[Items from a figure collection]
—————
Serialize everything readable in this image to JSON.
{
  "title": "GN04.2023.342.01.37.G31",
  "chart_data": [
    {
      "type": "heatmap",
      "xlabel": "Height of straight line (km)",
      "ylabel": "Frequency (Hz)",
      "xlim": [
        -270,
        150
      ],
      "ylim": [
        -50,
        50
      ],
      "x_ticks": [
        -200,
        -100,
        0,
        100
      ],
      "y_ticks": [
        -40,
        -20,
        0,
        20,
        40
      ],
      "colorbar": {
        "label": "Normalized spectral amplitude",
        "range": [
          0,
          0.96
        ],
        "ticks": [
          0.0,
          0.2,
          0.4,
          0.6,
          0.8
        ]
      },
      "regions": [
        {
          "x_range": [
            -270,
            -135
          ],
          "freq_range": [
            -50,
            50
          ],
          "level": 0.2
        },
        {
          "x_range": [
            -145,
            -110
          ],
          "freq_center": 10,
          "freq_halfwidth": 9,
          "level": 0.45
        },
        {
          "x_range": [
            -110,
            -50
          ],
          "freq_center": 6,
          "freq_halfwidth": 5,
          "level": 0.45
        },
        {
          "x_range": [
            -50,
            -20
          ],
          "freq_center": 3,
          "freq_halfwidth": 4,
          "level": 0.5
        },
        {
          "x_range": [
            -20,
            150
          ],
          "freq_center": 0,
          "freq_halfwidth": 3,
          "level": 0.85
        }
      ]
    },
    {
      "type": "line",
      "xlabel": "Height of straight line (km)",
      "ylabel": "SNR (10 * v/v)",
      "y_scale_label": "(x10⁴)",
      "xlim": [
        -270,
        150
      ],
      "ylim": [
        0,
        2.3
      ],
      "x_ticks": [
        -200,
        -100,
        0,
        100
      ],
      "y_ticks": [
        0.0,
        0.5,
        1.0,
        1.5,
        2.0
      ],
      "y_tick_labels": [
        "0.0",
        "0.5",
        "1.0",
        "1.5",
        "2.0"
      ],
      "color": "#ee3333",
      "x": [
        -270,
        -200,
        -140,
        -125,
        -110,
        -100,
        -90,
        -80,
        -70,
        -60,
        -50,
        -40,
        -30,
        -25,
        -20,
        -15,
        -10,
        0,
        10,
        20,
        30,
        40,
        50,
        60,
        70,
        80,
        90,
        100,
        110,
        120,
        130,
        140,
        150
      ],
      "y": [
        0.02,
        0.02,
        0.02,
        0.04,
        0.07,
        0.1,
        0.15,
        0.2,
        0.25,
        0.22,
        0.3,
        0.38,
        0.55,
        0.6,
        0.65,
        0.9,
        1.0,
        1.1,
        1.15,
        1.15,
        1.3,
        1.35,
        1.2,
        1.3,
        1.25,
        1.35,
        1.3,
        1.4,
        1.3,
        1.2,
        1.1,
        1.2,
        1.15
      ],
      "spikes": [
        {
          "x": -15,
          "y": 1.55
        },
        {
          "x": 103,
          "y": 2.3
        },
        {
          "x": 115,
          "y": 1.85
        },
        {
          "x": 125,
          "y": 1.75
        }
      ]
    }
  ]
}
—————
#### Given request:
Go through the preceding material and copy each line that has the word "ylabel".

#### Completed exercise:
      "ylabel": "Frequency (Hz)",
      "ylabel": "SNR (10 * v/v)",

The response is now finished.